Element and region data
==================================================
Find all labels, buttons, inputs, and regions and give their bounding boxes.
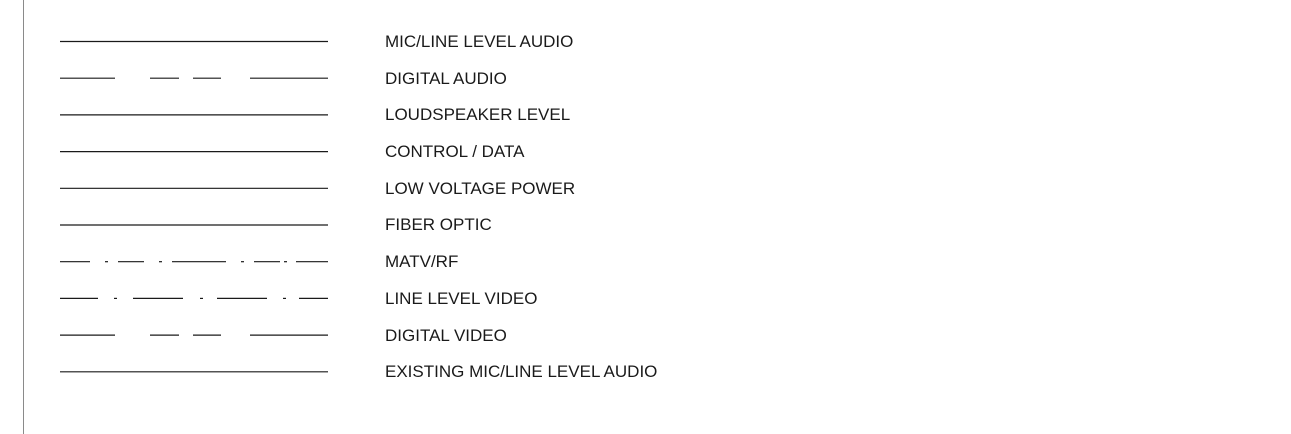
legend-label-line-level-video: LINE LEVEL VIDEO xyxy=(385,288,538,308)
legend-label-existing-mic-line-audio: EXISTING MIC/LINE LEVEL AUDIO xyxy=(385,362,658,382)
legend-labels: MIC/LINE LEVEL AUDIO DIGITAL AUDIO LOUDS… xyxy=(385,31,657,398)
legend-label-digital-audio: DIGITAL AUDIO xyxy=(385,68,507,88)
legend-label-digital-video: DIGITAL VIDEO xyxy=(385,325,507,345)
legend-label-mic-line-audio: MIC/LINE LEVEL AUDIO xyxy=(385,32,574,51)
legend-label-loudspeaker-level: LOUDSPEAKER LEVEL xyxy=(385,105,571,125)
legend-label-control-data: CONTROL / DATA xyxy=(385,142,525,162)
legend-label-low-voltage-power: LOW VOLTAGE POWER xyxy=(385,178,576,198)
legend-label-matv-rf: MATV/RF xyxy=(385,252,459,272)
legend-label-fiber-optic: FIBER OPTIC xyxy=(385,215,492,235)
==================================================
» **Exercise goal**
Starting at the line that has "legend-label-line-level-video: LINE LEVEL" and running through the end of the listing, can you repeat those lines with "MATV/RF" substituted by "RF/MATV" and nothing else changed?

» **Solution below**
legend-label-line-level-video: LINE LEVEL VIDEO xyxy=(385,288,538,308)
legend-label-existing-mic-line-audio: EXISTING MIC/LINE LEVEL AUDIO xyxy=(385,362,658,382)
legend-labels: MIC/LINE LEVEL AUDIO DIGITAL AUDIO LOUDS… xyxy=(385,31,657,398)
legend-label-digital-audio: DIGITAL AUDIO xyxy=(385,68,507,88)
legend-label-digital-video: DIGITAL VIDEO xyxy=(385,325,507,345)
legend-label-mic-line-audio: MIC/LINE LEVEL AUDIO xyxy=(385,32,574,51)
legend-label-loudspeaker-level: LOUDSPEAKER LEVEL xyxy=(385,105,571,125)
legend-label-control-data: CONTROL / DATA xyxy=(385,142,525,162)
legend-label-low-voltage-power: LOW VOLTAGE POWER xyxy=(385,178,576,198)
legend-label-matv-rf: RF/MATV xyxy=(385,252,459,272)
legend-label-fiber-optic: FIBER OPTIC xyxy=(385,215,492,235)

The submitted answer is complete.